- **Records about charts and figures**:
- - - - -

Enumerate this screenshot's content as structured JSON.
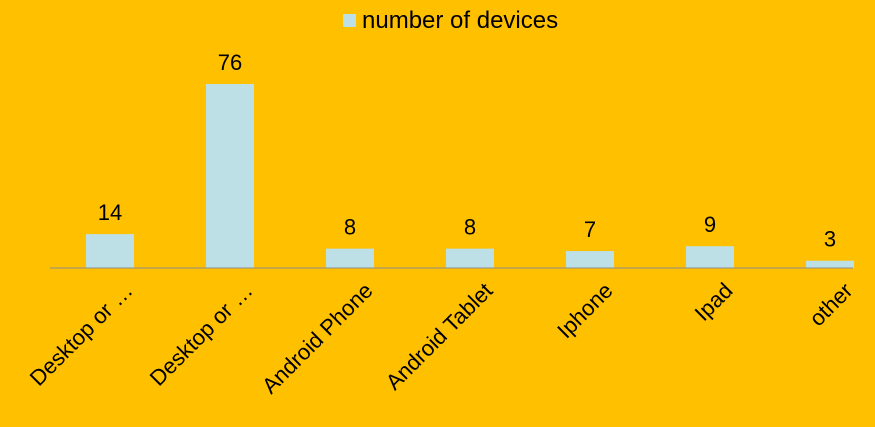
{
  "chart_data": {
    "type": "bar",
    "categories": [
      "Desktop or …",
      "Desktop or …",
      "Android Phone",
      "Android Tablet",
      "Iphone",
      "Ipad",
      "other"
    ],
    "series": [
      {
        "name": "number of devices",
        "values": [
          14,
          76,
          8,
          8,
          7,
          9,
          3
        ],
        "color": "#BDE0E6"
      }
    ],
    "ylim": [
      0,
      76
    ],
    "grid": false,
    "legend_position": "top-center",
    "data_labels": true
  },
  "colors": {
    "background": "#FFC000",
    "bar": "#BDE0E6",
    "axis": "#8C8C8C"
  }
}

- - - - -

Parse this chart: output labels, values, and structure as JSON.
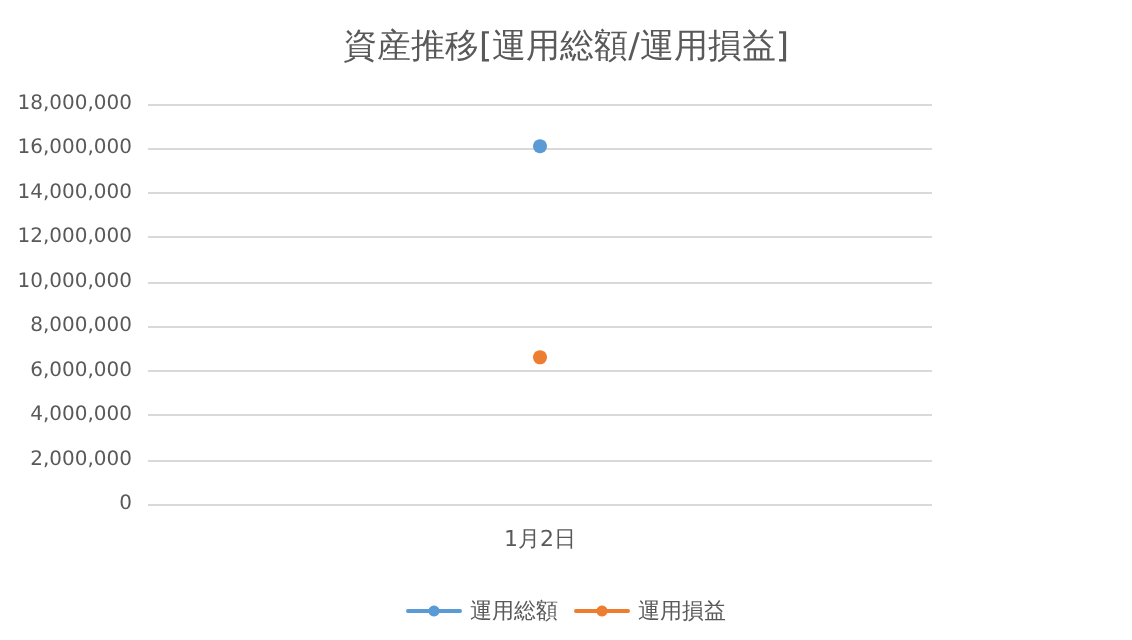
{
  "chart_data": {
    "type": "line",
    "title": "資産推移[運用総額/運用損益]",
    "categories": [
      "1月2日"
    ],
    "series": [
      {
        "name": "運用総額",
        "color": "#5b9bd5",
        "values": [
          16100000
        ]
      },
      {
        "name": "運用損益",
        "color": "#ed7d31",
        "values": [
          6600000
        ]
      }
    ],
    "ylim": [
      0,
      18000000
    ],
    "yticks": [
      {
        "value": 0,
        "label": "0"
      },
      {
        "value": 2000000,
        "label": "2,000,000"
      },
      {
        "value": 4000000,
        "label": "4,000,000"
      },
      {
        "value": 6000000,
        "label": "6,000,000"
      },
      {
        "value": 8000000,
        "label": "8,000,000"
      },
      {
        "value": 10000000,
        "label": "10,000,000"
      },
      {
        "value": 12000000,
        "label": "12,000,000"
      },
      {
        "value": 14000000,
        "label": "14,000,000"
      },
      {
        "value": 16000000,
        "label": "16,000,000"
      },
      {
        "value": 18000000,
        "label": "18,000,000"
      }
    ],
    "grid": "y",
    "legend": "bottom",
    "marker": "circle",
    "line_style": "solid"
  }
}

- - - - -

- **Job**:
Compute the number of lines above that contain the string "JSON". Reply with that value only.

- **Solution to this exercise**:
2